[Stored data entries]

----

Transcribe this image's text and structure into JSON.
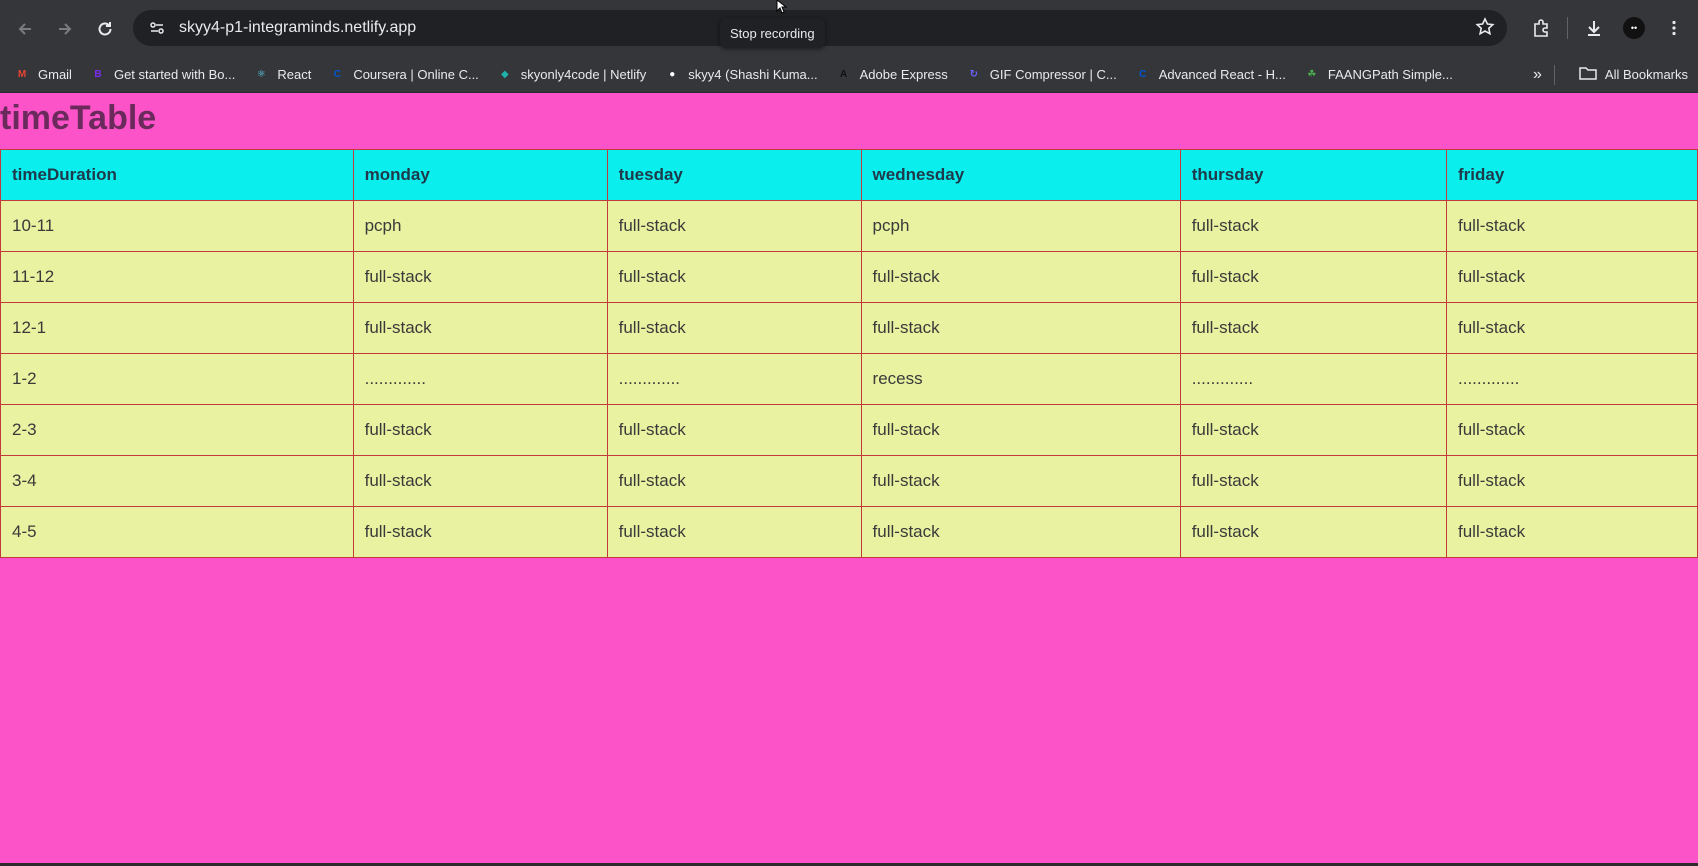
{
  "browser": {
    "url": "skyy4-p1-integraminds.netlify.app",
    "tooltip": "Stop recording",
    "avatar_text": "••",
    "bookmarks": [
      {
        "label": "Gmail",
        "icon": "gmail-icon",
        "color": "#ea4335",
        "glyph": "M"
      },
      {
        "label": "Get started with Bo...",
        "icon": "bootstrap-icon",
        "color": "#7b2cf5",
        "glyph": "B"
      },
      {
        "label": "React",
        "icon": "react-icon",
        "color": "#61dafb",
        "glyph": "⚛"
      },
      {
        "label": "Coursera | Online C...",
        "icon": "coursera-icon",
        "color": "#0056d2",
        "glyph": "C"
      },
      {
        "label": "skyonly4code | Netlify",
        "icon": "netlify-icon",
        "color": "#20b2aa",
        "glyph": "◆"
      },
      {
        "label": "skyy4 (Shashi Kuma...",
        "icon": "github-icon",
        "color": "#ffffff",
        "glyph": "●"
      },
      {
        "label": "Adobe Express",
        "icon": "adobe-express-icon",
        "color": "#111111",
        "glyph": "A"
      },
      {
        "label": "GIF Compressor | C...",
        "icon": "gif-compressor-icon",
        "color": "#6c63ff",
        "glyph": "↻"
      },
      {
        "label": "Advanced React - H...",
        "icon": "coursera-icon",
        "color": "#0056d2",
        "glyph": "C"
      },
      {
        "label": "FAANGPath Simple...",
        "icon": "faangpath-icon",
        "color": "#4caf50",
        "glyph": "☘"
      }
    ],
    "all_bookmarks_label": "All Bookmarks"
  },
  "page": {
    "title": "timeTable",
    "background": "#fc54c8",
    "header_color": "#0aeeee",
    "cell_color": "#e8f2a0",
    "headers": [
      "timeDuration",
      "monday",
      "tuesday",
      "wednesday",
      "thursday",
      "friday"
    ],
    "rows": [
      [
        "10-11",
        "pcph",
        "full-stack",
        "pcph",
        "full-stack",
        "full-stack"
      ],
      [
        "11-12",
        "full-stack",
        "full-stack",
        "full-stack",
        "full-stack",
        "full-stack"
      ],
      [
        "12-1",
        "full-stack",
        "full-stack",
        "full-stack",
        "full-stack",
        "full-stack"
      ],
      [
        "1-2",
        ".............",
        ".............",
        "recess",
        ".............",
        "............."
      ],
      [
        "2-3",
        "full-stack",
        "full-stack",
        "full-stack",
        "full-stack",
        "full-stack"
      ],
      [
        "3-4",
        "full-stack",
        "full-stack",
        "full-stack",
        "full-stack",
        "full-stack"
      ],
      [
        "4-5",
        "full-stack",
        "full-stack",
        "full-stack",
        "full-stack",
        "full-stack"
      ]
    ]
  }
}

----

In the entries above, find every line holding the word "icon" and copy it out.

        "icon": "gmail-icon",
        "icon": "bootstrap-icon",
        "icon": "react-icon",
        "icon": "coursera-icon",
        "icon": "netlify-icon",
        "icon": "github-icon",
        "icon": "adobe-express-icon",
        "icon": "gif-compressor-icon",
        "icon": "coursera-icon",
        "icon": "faangpath-icon",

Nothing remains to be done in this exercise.